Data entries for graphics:
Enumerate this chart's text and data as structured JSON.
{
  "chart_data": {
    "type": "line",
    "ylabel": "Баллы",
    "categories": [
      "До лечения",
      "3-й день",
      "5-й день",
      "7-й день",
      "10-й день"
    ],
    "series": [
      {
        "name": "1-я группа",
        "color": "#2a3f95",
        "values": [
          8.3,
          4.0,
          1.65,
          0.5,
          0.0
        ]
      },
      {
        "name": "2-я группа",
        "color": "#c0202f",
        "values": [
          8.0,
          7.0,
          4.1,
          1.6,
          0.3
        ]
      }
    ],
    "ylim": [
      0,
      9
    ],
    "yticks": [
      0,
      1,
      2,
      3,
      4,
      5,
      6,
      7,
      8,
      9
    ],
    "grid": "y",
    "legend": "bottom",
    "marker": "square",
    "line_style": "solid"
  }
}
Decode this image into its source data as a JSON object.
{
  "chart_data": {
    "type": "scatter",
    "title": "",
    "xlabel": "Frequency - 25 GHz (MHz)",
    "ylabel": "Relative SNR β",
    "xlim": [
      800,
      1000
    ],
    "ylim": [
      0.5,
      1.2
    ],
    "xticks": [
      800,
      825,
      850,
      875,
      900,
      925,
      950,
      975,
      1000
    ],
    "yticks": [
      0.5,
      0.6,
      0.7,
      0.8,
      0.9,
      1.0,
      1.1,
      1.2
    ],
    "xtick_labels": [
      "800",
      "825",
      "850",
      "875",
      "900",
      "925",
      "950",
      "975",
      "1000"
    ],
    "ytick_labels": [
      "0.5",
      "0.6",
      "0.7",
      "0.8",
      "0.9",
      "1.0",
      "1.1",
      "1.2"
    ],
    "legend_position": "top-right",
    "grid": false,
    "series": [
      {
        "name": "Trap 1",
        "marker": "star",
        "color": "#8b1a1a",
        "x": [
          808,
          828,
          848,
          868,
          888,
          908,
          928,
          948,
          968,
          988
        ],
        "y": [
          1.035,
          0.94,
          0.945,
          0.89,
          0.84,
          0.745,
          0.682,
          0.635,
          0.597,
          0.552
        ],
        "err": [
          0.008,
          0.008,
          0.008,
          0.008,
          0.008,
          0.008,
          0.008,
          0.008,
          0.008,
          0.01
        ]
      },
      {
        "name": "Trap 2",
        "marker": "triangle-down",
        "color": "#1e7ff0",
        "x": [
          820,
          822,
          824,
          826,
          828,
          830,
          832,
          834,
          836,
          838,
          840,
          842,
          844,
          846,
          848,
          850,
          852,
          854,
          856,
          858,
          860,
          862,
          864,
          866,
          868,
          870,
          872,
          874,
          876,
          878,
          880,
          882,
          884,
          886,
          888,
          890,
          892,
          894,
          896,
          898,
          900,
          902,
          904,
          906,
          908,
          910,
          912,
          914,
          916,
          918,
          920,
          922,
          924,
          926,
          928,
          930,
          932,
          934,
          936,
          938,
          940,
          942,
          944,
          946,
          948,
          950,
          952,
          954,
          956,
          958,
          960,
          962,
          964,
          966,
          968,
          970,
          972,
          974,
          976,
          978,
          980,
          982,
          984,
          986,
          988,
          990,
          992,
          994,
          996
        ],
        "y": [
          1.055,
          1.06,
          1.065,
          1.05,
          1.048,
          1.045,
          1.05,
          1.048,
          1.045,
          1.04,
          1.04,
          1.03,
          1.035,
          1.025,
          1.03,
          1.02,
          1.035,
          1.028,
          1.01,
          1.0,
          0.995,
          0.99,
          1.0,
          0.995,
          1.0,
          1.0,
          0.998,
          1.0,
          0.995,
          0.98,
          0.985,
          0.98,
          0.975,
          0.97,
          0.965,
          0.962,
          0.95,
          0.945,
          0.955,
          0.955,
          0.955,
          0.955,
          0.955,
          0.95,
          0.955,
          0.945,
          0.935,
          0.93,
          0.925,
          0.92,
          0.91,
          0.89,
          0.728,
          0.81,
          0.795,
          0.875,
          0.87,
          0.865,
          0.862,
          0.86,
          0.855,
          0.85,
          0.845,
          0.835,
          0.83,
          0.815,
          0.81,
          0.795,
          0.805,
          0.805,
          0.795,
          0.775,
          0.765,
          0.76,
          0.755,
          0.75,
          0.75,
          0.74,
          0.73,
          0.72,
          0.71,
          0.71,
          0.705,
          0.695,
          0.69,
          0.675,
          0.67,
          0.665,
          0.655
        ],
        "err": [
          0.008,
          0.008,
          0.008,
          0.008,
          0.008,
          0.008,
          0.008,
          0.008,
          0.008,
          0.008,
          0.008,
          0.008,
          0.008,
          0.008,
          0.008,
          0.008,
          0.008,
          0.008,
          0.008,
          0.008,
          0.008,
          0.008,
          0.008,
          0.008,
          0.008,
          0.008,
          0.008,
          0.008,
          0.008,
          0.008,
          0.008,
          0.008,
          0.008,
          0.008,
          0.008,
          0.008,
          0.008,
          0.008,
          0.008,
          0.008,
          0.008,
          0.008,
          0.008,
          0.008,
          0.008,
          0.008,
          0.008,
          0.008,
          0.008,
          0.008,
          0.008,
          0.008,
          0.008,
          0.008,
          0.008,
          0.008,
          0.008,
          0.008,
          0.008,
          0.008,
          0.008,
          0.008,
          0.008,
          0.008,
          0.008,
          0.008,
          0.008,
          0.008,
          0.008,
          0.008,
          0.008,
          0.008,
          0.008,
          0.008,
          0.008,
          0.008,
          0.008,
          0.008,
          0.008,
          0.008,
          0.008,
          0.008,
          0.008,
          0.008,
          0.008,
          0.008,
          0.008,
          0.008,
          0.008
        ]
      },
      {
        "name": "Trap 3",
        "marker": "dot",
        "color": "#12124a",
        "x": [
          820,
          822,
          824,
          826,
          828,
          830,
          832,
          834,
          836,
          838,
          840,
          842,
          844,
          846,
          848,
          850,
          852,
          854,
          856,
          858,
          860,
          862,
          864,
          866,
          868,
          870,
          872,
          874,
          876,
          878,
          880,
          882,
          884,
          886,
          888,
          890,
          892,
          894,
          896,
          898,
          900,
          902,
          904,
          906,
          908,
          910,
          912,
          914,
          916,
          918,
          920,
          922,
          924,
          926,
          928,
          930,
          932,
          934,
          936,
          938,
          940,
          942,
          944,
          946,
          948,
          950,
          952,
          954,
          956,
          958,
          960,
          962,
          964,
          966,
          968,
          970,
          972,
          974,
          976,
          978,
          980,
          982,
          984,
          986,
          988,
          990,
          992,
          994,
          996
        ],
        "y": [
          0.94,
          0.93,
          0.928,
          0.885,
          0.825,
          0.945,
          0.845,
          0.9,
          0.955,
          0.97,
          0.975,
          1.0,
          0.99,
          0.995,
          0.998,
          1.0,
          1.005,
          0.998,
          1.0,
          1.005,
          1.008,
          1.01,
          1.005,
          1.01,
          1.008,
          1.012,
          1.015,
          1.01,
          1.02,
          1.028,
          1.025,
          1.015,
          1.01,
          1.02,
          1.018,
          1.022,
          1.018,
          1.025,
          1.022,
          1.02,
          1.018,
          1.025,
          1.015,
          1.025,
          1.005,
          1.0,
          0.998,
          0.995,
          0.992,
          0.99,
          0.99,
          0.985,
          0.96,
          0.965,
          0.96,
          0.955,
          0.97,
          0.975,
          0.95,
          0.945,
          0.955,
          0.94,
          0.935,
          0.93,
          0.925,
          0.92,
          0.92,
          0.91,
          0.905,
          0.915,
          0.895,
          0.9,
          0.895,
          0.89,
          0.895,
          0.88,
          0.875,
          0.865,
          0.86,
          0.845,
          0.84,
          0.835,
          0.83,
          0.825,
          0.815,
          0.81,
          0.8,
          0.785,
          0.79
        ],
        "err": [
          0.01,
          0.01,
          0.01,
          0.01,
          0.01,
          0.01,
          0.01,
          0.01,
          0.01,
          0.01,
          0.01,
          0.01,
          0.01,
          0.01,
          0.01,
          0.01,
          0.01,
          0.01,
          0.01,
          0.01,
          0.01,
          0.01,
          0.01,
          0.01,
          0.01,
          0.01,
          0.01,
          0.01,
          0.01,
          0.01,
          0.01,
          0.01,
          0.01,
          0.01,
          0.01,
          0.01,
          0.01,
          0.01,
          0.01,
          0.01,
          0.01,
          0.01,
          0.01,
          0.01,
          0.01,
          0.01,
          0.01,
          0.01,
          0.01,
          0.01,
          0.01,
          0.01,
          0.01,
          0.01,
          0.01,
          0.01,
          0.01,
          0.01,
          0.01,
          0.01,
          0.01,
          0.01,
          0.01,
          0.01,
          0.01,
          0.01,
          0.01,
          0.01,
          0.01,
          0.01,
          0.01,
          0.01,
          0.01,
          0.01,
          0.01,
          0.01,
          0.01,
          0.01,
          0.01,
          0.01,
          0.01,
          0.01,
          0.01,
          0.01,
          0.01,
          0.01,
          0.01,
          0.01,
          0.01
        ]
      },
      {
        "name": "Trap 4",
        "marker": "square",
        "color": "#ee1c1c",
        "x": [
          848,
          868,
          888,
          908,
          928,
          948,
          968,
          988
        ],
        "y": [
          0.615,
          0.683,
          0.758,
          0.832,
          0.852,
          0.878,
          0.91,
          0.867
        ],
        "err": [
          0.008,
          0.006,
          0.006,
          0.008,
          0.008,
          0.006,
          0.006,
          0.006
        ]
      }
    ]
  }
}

▶ What you need to do:
Each line that holds the word "this" should be extracted from the records.

▶ Correct response:
Enumerate this chart's text and data as structured JSON.
Decode this image into its source data as a JSON object.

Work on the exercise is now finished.